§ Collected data
▼▼▼

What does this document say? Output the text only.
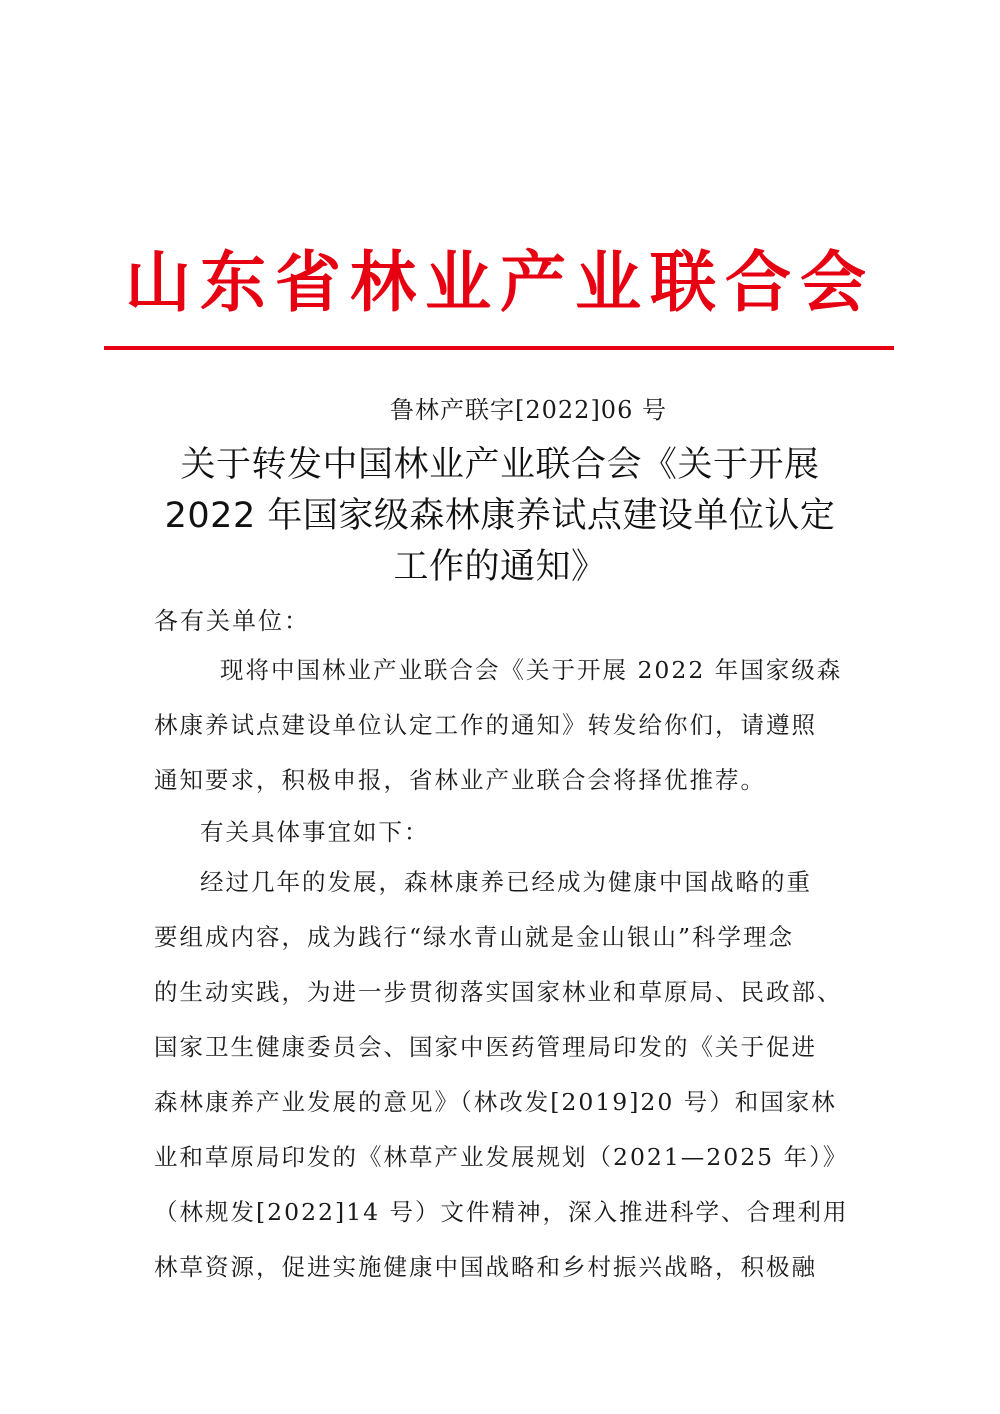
山东省林业产业联合会
鲁林产联字[2022]06 号
关于转发中国林业产业联合会《关于开展
2022 年国家级森林康养试点建设单位认定
工作的通知》
各有关单位：
现将中国林业产业联合会《关于开展 2022 年国家级森
林康养试点建设单位认定工作的通知》转发给你们，请遵照
通知要求，积极申报，省林业产业联合会将择优推荐。
有关具体事宜如下：
经过几年的发展，森林康养已经成为健康中国战略的重
要组成内容，成为践行“绿水青山就是金山银山”科学理念
的生动实践，为进一步贯彻落实国家林业和草原局、民政部、
国家卫生健康委员会、国家中医药管理局印发的《关于促进
森林康养产业发展的意见》（林改发[2019]20 号）和国家林
业和草原局印发的《林草产业发展规划（2021—2025 年）》
（林规发[2022]14 号）文件精神，深入推进科学、合理利用
林草资源，促进实施健康中国战略和乡村振兴战略，积极融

▲▲▲

§ Task details
Copy out each line of the listing that holds "关于开展".

§ Task output
关于转发中国林业产业联合会《关于开展
现将中国林业产业联合会《关于开展 2022 年国家级森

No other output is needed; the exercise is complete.